TO DO: In the entries below, count every line containing "true". Return the number and nothing else.

[Start MATERIAL FOR THIS TASK]

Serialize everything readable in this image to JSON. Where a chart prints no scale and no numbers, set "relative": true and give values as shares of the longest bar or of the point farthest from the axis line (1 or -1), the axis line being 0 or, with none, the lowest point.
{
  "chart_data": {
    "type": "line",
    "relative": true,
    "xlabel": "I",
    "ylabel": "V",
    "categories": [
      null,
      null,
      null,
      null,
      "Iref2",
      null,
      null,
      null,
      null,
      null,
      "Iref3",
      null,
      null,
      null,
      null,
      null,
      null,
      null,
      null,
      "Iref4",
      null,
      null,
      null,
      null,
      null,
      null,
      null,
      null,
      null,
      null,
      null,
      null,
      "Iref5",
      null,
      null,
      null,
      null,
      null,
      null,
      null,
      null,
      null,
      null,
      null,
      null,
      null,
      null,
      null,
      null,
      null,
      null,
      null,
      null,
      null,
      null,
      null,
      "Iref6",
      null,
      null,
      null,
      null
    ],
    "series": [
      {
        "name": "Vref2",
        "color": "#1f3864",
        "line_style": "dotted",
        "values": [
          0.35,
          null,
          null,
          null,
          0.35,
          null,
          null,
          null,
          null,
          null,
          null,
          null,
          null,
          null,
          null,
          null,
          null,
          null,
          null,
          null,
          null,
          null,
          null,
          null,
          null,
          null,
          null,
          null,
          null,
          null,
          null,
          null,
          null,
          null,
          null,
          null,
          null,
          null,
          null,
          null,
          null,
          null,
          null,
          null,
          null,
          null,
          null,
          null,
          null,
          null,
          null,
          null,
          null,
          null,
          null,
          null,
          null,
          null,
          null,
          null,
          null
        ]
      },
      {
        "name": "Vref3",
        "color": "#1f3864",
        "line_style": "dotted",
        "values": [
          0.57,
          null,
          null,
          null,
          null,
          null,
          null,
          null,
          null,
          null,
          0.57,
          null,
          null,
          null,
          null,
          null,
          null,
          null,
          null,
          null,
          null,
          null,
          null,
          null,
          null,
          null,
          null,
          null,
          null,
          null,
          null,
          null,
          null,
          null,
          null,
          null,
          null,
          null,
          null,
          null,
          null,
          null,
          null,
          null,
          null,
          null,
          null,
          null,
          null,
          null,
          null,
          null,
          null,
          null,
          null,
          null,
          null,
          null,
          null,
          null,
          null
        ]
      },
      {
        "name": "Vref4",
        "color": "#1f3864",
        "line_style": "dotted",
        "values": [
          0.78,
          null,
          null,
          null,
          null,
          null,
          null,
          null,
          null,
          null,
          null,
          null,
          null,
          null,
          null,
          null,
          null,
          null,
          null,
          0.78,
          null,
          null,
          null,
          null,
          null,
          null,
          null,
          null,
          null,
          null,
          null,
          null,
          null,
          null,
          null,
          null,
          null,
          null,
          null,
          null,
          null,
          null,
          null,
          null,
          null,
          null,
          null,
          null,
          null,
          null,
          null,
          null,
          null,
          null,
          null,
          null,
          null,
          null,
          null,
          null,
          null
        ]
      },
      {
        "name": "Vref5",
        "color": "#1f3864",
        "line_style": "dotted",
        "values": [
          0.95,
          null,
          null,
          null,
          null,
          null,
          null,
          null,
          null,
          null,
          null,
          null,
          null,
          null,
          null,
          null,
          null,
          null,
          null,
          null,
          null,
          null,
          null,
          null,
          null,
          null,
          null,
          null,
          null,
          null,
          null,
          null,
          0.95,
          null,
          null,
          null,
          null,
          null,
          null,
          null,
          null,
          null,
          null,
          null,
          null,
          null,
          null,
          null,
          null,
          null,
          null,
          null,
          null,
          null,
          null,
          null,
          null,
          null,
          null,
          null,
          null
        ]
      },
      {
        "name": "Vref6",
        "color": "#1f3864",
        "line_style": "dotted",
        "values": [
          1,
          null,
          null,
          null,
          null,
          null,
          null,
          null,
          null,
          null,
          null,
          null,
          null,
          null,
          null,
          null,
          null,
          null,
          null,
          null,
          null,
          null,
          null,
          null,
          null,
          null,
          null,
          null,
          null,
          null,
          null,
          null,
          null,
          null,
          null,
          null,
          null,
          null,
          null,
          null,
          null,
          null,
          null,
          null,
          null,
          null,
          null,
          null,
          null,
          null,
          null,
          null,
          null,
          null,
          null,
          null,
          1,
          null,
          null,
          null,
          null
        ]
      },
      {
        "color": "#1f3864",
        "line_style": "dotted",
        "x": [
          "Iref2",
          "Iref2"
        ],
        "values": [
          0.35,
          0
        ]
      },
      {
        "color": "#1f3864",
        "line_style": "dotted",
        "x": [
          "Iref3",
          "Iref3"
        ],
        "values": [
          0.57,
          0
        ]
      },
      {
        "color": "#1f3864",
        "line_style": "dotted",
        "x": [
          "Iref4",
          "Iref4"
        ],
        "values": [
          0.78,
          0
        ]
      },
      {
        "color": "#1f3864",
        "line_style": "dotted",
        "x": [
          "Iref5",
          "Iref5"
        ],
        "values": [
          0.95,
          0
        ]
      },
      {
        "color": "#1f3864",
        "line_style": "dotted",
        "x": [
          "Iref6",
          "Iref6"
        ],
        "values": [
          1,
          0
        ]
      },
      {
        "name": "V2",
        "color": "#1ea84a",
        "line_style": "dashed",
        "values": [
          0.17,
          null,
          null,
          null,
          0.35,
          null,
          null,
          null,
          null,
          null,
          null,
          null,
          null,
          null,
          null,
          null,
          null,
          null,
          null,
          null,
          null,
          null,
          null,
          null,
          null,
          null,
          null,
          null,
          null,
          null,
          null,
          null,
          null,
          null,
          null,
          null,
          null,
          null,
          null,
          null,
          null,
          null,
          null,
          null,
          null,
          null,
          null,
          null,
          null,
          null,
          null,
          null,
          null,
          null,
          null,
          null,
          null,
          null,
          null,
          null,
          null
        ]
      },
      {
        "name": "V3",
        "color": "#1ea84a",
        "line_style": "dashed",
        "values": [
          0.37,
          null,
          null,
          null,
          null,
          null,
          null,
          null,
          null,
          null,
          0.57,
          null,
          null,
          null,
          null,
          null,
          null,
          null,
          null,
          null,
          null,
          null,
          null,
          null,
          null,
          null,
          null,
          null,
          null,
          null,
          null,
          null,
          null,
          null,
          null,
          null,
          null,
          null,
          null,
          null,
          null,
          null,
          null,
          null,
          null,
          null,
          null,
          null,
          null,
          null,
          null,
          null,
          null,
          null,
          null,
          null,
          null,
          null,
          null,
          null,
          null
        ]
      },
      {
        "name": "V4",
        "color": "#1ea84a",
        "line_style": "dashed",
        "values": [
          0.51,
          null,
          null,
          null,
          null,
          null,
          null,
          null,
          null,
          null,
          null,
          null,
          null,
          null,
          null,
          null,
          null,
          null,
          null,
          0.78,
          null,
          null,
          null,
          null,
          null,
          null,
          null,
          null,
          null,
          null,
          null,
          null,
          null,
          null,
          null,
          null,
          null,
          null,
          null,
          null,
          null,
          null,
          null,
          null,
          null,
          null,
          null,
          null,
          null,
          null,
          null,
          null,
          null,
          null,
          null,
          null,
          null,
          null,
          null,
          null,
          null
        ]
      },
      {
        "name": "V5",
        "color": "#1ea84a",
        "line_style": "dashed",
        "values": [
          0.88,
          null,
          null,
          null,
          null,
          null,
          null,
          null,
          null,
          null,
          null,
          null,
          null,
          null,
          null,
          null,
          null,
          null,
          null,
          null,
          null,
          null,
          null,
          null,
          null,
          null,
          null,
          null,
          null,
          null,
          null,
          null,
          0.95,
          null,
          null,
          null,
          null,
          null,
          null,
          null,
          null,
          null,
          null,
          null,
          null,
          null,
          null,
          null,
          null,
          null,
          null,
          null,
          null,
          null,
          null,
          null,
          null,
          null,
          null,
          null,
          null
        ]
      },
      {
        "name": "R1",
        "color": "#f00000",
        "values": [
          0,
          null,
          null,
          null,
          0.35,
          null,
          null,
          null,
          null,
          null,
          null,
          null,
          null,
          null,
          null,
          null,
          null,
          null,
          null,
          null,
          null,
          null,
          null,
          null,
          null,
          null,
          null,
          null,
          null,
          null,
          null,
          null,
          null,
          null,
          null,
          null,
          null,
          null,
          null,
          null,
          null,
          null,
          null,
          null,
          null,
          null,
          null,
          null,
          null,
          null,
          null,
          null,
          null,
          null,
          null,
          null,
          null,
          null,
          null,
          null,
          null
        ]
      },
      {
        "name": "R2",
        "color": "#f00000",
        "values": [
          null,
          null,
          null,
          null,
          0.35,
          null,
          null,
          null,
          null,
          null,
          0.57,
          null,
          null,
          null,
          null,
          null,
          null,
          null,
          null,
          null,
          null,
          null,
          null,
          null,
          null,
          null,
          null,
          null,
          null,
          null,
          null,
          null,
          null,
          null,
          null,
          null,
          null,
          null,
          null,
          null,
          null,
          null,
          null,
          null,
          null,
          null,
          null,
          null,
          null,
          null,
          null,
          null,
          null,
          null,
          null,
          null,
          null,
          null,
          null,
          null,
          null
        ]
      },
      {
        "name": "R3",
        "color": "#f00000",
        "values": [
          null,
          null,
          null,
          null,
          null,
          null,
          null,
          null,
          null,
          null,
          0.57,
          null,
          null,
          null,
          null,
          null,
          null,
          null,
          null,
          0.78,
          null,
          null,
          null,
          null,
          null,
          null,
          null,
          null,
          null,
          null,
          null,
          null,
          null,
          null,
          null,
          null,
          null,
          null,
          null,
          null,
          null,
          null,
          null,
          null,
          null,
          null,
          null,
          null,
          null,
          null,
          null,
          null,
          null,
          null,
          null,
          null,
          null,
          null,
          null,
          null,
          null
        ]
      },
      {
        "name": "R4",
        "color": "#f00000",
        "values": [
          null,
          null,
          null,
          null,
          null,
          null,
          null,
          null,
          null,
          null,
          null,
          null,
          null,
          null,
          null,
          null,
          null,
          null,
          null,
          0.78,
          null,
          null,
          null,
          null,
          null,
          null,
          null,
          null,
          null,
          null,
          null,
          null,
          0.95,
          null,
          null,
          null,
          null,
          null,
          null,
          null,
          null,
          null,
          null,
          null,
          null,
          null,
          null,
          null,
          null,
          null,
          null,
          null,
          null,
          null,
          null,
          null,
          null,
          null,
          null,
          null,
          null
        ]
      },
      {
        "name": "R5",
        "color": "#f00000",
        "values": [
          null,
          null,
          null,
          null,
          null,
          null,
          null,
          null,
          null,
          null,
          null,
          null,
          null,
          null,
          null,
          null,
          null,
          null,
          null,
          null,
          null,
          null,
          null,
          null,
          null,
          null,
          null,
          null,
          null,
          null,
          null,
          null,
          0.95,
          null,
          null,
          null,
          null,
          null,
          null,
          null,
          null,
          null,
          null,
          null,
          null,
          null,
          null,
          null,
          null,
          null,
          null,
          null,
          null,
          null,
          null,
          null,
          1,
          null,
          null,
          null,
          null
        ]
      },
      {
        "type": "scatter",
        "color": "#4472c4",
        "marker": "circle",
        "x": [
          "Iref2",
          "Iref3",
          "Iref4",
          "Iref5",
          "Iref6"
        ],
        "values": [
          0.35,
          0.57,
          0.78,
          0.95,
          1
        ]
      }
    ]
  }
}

[End MATERIAL FOR THIS TASK]

COMPLETE ANSWER: 2